Records from a collection
◇ ◇ ◇ ◇ ◇
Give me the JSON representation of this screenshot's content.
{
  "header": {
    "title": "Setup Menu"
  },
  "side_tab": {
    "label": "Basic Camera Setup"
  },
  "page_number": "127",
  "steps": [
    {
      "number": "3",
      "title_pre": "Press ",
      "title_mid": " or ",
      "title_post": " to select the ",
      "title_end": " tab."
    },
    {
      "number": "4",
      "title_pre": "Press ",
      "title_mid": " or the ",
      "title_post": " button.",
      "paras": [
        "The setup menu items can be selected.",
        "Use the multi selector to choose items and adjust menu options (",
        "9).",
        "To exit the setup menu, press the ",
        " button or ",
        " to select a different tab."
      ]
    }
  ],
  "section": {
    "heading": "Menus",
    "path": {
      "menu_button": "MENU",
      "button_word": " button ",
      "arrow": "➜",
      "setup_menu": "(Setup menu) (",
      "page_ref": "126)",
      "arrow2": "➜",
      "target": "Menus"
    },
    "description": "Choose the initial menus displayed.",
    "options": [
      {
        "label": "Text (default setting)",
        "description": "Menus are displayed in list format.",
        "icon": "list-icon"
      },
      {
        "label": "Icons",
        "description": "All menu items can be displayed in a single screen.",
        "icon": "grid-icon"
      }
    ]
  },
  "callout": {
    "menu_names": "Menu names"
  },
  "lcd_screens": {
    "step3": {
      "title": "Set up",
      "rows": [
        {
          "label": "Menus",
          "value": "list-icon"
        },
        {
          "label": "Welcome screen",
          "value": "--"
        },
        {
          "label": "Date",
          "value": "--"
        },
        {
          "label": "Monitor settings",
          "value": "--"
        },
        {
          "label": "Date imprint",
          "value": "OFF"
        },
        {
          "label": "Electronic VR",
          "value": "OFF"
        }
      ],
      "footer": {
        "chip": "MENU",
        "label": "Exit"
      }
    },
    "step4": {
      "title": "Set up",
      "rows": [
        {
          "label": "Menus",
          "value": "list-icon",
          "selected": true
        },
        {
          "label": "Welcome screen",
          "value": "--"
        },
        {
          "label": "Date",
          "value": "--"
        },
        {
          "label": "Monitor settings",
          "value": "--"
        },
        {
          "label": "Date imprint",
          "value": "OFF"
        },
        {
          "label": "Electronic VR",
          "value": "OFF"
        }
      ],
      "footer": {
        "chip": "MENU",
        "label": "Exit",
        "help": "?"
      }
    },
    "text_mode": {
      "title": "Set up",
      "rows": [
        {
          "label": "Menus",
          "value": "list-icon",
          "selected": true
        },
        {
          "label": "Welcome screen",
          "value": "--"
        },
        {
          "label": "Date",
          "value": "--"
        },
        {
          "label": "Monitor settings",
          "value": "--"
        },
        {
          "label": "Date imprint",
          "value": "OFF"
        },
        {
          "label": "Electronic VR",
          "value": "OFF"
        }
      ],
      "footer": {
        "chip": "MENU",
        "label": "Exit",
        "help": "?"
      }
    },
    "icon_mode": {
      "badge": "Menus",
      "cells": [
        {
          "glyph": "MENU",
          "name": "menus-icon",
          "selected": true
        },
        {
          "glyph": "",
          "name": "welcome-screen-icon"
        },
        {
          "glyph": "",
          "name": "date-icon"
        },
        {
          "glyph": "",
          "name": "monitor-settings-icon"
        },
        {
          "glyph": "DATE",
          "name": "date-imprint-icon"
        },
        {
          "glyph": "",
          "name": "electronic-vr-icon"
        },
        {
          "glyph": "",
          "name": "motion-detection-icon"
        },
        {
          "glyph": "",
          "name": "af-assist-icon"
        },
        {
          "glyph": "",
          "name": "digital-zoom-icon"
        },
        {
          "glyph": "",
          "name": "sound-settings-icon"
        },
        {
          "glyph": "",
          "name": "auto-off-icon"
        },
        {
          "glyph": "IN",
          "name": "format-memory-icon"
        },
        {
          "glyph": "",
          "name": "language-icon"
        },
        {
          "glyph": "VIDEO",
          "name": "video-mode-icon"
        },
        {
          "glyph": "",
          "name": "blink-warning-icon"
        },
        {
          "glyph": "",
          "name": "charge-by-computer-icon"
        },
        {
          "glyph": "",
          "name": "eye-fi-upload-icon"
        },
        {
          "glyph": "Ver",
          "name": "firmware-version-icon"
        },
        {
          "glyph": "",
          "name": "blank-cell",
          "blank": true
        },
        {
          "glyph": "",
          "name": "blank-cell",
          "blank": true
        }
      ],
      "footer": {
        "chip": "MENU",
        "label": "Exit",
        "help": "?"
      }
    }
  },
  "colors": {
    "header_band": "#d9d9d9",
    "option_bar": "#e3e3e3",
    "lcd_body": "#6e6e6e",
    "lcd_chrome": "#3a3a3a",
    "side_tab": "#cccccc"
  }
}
◇ ◇ ◇ ◇ ◇
__BRIEF__:
From the first line to the last, retype the data exactly.

__RESULT BELOW__:
Give me the JSON representation of this screenshot's content.
{
  "header": {
    "title": "Setup Menu"
  },
  "side_tab": {
    "label": "Basic Camera Setup"
  },
  "page_number": "127",
  "steps": [
    {
      "number": "3",
      "title_pre": "Press ",
      "title_mid": " or ",
      "title_post": " to select the ",
      "title_end": " tab."
    },
    {
      "number": "4",
      "title_pre": "Press ",
      "title_mid": " or the ",
      "title_post": " button.",
      "paras": [
        "The setup menu items can be selected.",
        "Use the multi selector to choose items and adjust menu options (",
        "9).",
        "To exit the setup menu, press the ",
        " button or ",
        " to select a different tab."
      ]
    }
  ],
  "section": {
    "heading": "Menus",
    "path": {
      "menu_button": "MENU",
      "button_word": " button ",
      "arrow": "➜",
      "setup_menu": "(Setup menu) (",
      "page_ref": "126)",
      "arrow2": "➜",
      "target": "Menus"
    },
    "description": "Choose the initial menus displayed.",
    "options": [
      {
        "label": "Text (default setting)",
        "description": "Menus are displayed in list format.",
        "icon": "list-icon"
      },
      {
        "label": "Icons",
        "description": "All menu items can be displayed in a single screen.",
        "icon": "grid-icon"
      }
    ]
  },
  "callout": {
    "menu_names": "Menu names"
  },
  "lcd_screens": {
    "step3": {
      "title": "Set up",
      "rows": [
        {
          "label": "Menus",
          "value": "list-icon"
        },
        {
          "label": "Welcome screen",
          "value": "--"
        },
        {
          "label": "Date",
          "value": "--"
        },
        {
          "label": "Monitor settings",
          "value": "--"
        },
        {
          "label": "Date imprint",
          "value": "OFF"
        },
        {
          "label": "Electronic VR",
          "value": "OFF"
        }
      ],
      "footer": {
        "chip": "MENU",
        "label": "Exit"
      }
    },
    "step4": {
      "title": "Set up",
      "rows": [
        {
          "label": "Menus",
          "value": "list-icon",
          "selected": true
        },
        {
          "label": "Welcome screen",
          "value": "--"
        },
        {
          "label": "Date",
          "value": "--"
        },
        {
          "label": "Monitor settings",
          "value": "--"
        },
        {
          "label": "Date imprint",
          "value": "OFF"
        },
        {
          "label": "Electronic VR",
          "value": "OFF"
        }
      ],
      "footer": {
        "chip": "MENU",
        "label": "Exit",
        "help": "?"
      }
    },
    "text_mode": {
      "title": "Set up",
      "rows": [
        {
          "label": "Menus",
          "value": "list-icon",
          "selected": true
        },
        {
          "label": "Welcome screen",
          "value": "--"
        },
        {
          "label": "Date",
          "value": "--"
        },
        {
          "label": "Monitor settings",
          "value": "--"
        },
        {
          "label": "Date imprint",
          "value": "OFF"
        },
        {
          "label": "Electronic VR",
          "value": "OFF"
        }
      ],
      "footer": {
        "chip": "MENU",
        "label": "Exit",
        "help": "?"
      }
    },
    "icon_mode": {
      "badge": "Menus",
      "cells": [
        {
          "glyph": "MENU",
          "name": "menus-icon",
          "selected": true
        },
        {
          "glyph": "",
          "name": "welcome-screen-icon"
        },
        {
          "glyph": "",
          "name": "date-icon"
        },
        {
          "glyph": "",
          "name": "monitor-settings-icon"
        },
        {
          "glyph": "DATE",
          "name": "date-imprint-icon"
        },
        {
          "glyph": "",
          "name": "electronic-vr-icon"
        },
        {
          "glyph": "",
          "name": "motion-detection-icon"
        },
        {
          "glyph": "",
          "name": "af-assist-icon"
        },
        {
          "glyph": "",
          "name": "digital-zoom-icon"
        },
        {
          "glyph": "",
          "name": "sound-settings-icon"
        },
        {
          "glyph": "",
          "name": "auto-off-icon"
        },
        {
          "glyph": "IN",
          "name": "format-memory-icon"
        },
        {
          "glyph": "",
          "name": "language-icon"
        },
        {
          "glyph": "VIDEO",
          "name": "video-mode-icon"
        },
        {
          "glyph": "",
          "name": "blink-warning-icon"
        },
        {
          "glyph": "",
          "name": "charge-by-computer-icon"
        },
        {
          "glyph": "",
          "name": "eye-fi-upload-icon"
        },
        {
          "glyph": "Ver",
          "name": "firmware-version-icon"
        },
        {
          "glyph": "",
          "name": "blank-cell",
          "blank": true
        },
        {
          "glyph": "",
          "name": "blank-cell",
          "blank": true
        }
      ],
      "footer": {
        "chip": "MENU",
        "label": "Exit",
        "help": "?"
      }
    }
  },
  "colors": {
    "header_band": "#d9d9d9",
    "option_bar": "#e3e3e3",
    "lcd_body": "#6e6e6e",
    "lcd_chrome": "#3a3a3a",
    "side_tab": "#cccccc"
  }
}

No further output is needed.